** begin DATA TO USE **
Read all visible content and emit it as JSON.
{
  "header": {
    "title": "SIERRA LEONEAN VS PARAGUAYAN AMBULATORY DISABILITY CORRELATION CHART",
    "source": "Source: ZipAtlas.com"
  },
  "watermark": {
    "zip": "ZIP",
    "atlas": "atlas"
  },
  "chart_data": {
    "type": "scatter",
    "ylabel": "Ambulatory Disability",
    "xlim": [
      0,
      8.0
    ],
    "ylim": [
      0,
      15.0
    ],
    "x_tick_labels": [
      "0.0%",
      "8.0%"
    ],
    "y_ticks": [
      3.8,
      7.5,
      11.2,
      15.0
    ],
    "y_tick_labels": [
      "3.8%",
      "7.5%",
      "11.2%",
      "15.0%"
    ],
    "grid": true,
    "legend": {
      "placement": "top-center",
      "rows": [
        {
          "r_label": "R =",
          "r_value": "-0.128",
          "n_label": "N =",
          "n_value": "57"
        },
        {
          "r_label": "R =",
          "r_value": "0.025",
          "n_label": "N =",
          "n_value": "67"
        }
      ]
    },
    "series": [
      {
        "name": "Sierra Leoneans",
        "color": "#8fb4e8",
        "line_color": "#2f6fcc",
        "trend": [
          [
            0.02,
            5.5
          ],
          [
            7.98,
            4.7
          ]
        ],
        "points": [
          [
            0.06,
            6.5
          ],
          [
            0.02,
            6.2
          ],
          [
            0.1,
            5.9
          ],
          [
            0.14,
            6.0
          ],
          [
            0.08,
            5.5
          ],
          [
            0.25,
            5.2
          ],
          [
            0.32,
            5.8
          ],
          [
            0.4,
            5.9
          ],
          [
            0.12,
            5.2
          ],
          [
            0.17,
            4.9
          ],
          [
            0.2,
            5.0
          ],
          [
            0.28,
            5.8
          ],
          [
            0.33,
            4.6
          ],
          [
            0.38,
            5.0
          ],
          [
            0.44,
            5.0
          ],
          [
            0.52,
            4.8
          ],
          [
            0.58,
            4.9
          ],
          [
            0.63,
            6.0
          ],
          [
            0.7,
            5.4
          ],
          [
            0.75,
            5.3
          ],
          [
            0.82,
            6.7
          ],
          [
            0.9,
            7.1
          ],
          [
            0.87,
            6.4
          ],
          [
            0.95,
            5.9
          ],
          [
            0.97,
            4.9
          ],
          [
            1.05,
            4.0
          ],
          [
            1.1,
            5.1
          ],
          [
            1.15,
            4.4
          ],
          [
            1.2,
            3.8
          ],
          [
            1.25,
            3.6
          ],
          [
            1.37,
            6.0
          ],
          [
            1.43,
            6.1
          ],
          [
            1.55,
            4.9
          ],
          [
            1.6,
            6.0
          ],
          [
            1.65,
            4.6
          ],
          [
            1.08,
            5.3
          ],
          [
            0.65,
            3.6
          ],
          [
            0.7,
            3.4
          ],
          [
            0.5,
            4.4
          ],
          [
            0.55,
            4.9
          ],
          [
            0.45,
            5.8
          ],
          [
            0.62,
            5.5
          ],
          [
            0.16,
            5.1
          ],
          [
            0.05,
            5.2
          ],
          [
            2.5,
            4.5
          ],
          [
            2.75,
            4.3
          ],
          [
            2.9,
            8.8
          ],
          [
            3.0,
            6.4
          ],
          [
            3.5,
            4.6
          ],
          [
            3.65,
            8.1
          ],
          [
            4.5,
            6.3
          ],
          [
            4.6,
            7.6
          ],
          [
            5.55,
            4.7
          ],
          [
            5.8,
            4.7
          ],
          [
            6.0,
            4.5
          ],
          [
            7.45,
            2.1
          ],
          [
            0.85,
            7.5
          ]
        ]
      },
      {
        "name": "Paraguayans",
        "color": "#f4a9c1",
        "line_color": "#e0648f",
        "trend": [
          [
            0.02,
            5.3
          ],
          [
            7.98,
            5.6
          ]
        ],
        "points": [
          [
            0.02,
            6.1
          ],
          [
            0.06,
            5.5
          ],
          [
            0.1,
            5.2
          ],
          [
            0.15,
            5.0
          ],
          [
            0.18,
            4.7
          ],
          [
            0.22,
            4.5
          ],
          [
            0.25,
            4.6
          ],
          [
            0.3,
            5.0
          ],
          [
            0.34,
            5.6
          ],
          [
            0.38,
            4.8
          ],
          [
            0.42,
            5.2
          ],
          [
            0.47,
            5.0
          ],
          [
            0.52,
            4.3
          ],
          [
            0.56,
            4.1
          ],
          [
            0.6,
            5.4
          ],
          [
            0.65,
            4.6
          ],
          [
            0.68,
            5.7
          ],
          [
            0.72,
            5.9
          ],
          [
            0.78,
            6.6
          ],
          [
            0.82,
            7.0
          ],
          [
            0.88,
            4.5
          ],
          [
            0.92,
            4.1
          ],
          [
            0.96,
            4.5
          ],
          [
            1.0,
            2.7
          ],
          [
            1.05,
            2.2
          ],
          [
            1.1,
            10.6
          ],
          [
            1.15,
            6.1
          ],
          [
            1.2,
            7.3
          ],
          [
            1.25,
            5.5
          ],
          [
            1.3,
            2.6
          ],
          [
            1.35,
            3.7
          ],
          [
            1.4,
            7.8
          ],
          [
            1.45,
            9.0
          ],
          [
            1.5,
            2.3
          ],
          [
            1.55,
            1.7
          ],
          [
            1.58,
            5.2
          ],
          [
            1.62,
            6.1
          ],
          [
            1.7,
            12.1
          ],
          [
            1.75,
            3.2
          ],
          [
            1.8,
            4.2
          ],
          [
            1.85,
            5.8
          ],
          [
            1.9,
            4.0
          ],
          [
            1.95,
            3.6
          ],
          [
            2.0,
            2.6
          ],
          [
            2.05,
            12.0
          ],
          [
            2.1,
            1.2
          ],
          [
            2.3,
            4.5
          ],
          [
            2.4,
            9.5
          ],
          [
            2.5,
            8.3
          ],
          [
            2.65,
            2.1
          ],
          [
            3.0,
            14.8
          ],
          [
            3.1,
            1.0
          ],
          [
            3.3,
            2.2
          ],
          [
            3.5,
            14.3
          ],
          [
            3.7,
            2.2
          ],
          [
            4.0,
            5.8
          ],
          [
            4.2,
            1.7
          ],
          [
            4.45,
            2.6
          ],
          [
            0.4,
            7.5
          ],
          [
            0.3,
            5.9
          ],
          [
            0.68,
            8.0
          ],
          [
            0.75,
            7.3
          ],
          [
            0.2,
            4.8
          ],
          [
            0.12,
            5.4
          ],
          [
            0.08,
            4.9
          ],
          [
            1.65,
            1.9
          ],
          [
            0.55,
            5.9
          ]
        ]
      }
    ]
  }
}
** end DATA TO USE **
REQUEST »
Each entry is to be returned in full, character for character.

SOLUTION TO THE EXERCISE »
Read all visible content and emit it as JSON.
{
  "header": {
    "title": "SIERRA LEONEAN VS PARAGUAYAN AMBULATORY DISABILITY CORRELATION CHART",
    "source": "Source: ZipAtlas.com"
  },
  "watermark": {
    "zip": "ZIP",
    "atlas": "atlas"
  },
  "chart_data": {
    "type": "scatter",
    "ylabel": "Ambulatory Disability",
    "xlim": [
      0,
      8.0
    ],
    "ylim": [
      0,
      15.0
    ],
    "x_tick_labels": [
      "0.0%",
      "8.0%"
    ],
    "y_ticks": [
      3.8,
      7.5,
      11.2,
      15.0
    ],
    "y_tick_labels": [
      "3.8%",
      "7.5%",
      "11.2%",
      "15.0%"
    ],
    "grid": true,
    "legend": {
      "placement": "top-center",
      "rows": [
        {
          "r_label": "R =",
          "r_value": "-0.128",
          "n_label": "N =",
          "n_value": "57"
        },
        {
          "r_label": "R =",
          "r_value": "0.025",
          "n_label": "N =",
          "n_value": "67"
        }
      ]
    },
    "series": [
      {
        "name": "Sierra Leoneans",
        "color": "#8fb4e8",
        "line_color": "#2f6fcc",
        "trend": [
          [
            0.02,
            5.5
          ],
          [
            7.98,
            4.7
          ]
        ],
        "points": [
          [
            0.06,
            6.5
          ],
          [
            0.02,
            6.2
          ],
          [
            0.1,
            5.9
          ],
          [
            0.14,
            6.0
          ],
          [
            0.08,
            5.5
          ],
          [
            0.25,
            5.2
          ],
          [
            0.32,
            5.8
          ],
          [
            0.4,
            5.9
          ],
          [
            0.12,
            5.2
          ],
          [
            0.17,
            4.9
          ],
          [
            0.2,
            5.0
          ],
          [
            0.28,
            5.8
          ],
          [
            0.33,
            4.6
          ],
          [
            0.38,
            5.0
          ],
          [
            0.44,
            5.0
          ],
          [
            0.52,
            4.8
          ],
          [
            0.58,
            4.9
          ],
          [
            0.63,
            6.0
          ],
          [
            0.7,
            5.4
          ],
          [
            0.75,
            5.3
          ],
          [
            0.82,
            6.7
          ],
          [
            0.9,
            7.1
          ],
          [
            0.87,
            6.4
          ],
          [
            0.95,
            5.9
          ],
          [
            0.97,
            4.9
          ],
          [
            1.05,
            4.0
          ],
          [
            1.1,
            5.1
          ],
          [
            1.15,
            4.4
          ],
          [
            1.2,
            3.8
          ],
          [
            1.25,
            3.6
          ],
          [
            1.37,
            6.0
          ],
          [
            1.43,
            6.1
          ],
          [
            1.55,
            4.9
          ],
          [
            1.6,
            6.0
          ],
          [
            1.65,
            4.6
          ],
          [
            1.08,
            5.3
          ],
          [
            0.65,
            3.6
          ],
          [
            0.7,
            3.4
          ],
          [
            0.5,
            4.4
          ],
          [
            0.55,
            4.9
          ],
          [
            0.45,
            5.8
          ],
          [
            0.62,
            5.5
          ],
          [
            0.16,
            5.1
          ],
          [
            0.05,
            5.2
          ],
          [
            2.5,
            4.5
          ],
          [
            2.75,
            4.3
          ],
          [
            2.9,
            8.8
          ],
          [
            3.0,
            6.4
          ],
          [
            3.5,
            4.6
          ],
          [
            3.65,
            8.1
          ],
          [
            4.5,
            6.3
          ],
          [
            4.6,
            7.6
          ],
          [
            5.55,
            4.7
          ],
          [
            5.8,
            4.7
          ],
          [
            6.0,
            4.5
          ],
          [
            7.45,
            2.1
          ],
          [
            0.85,
            7.5
          ]
        ]
      },
      {
        "name": "Paraguayans",
        "color": "#f4a9c1",
        "line_color": "#e0648f",
        "trend": [
          [
            0.02,
            5.3
          ],
          [
            7.98,
            5.6
          ]
        ],
        "points": [
          [
            0.02,
            6.1
          ],
          [
            0.06,
            5.5
          ],
          [
            0.1,
            5.2
          ],
          [
            0.15,
            5.0
          ],
          [
            0.18,
            4.7
          ],
          [
            0.22,
            4.5
          ],
          [
            0.25,
            4.6
          ],
          [
            0.3,
            5.0
          ],
          [
            0.34,
            5.6
          ],
          [
            0.38,
            4.8
          ],
          [
            0.42,
            5.2
          ],
          [
            0.47,
            5.0
          ],
          [
            0.52,
            4.3
          ],
          [
            0.56,
            4.1
          ],
          [
            0.6,
            5.4
          ],
          [
            0.65,
            4.6
          ],
          [
            0.68,
            5.7
          ],
          [
            0.72,
            5.9
          ],
          [
            0.78,
            6.6
          ],
          [
            0.82,
            7.0
          ],
          [
            0.88,
            4.5
          ],
          [
            0.92,
            4.1
          ],
          [
            0.96,
            4.5
          ],
          [
            1.0,
            2.7
          ],
          [
            1.05,
            2.2
          ],
          [
            1.1,
            10.6
          ],
          [
            1.15,
            6.1
          ],
          [
            1.2,
            7.3
          ],
          [
            1.25,
            5.5
          ],
          [
            1.3,
            2.6
          ],
          [
            1.35,
            3.7
          ],
          [
            1.4,
            7.8
          ],
          [
            1.45,
            9.0
          ],
          [
            1.5,
            2.3
          ],
          [
            1.55,
            1.7
          ],
          [
            1.58,
            5.2
          ],
          [
            1.62,
            6.1
          ],
          [
            1.7,
            12.1
          ],
          [
            1.75,
            3.2
          ],
          [
            1.8,
            4.2
          ],
          [
            1.85,
            5.8
          ],
          [
            1.9,
            4.0
          ],
          [
            1.95,
            3.6
          ],
          [
            2.0,
            2.6
          ],
          [
            2.05,
            12.0
          ],
          [
            2.1,
            1.2
          ],
          [
            2.3,
            4.5
          ],
          [
            2.4,
            9.5
          ],
          [
            2.5,
            8.3
          ],
          [
            2.65,
            2.1
          ],
          [
            3.0,
            14.8
          ],
          [
            3.1,
            1.0
          ],
          [
            3.3,
            2.2
          ],
          [
            3.5,
            14.3
          ],
          [
            3.7,
            2.2
          ],
          [
            4.0,
            5.8
          ],
          [
            4.2,
            1.7
          ],
          [
            4.45,
            2.6
          ],
          [
            0.4,
            7.5
          ],
          [
            0.3,
            5.9
          ],
          [
            0.68,
            8.0
          ],
          [
            0.75,
            7.3
          ],
          [
            0.2,
            4.8
          ],
          [
            0.12,
            5.4
          ],
          [
            0.08,
            4.9
          ],
          [
            1.65,
            1.9
          ],
          [
            0.55,
            5.9
          ]
        ]
      }
    ]
  }
}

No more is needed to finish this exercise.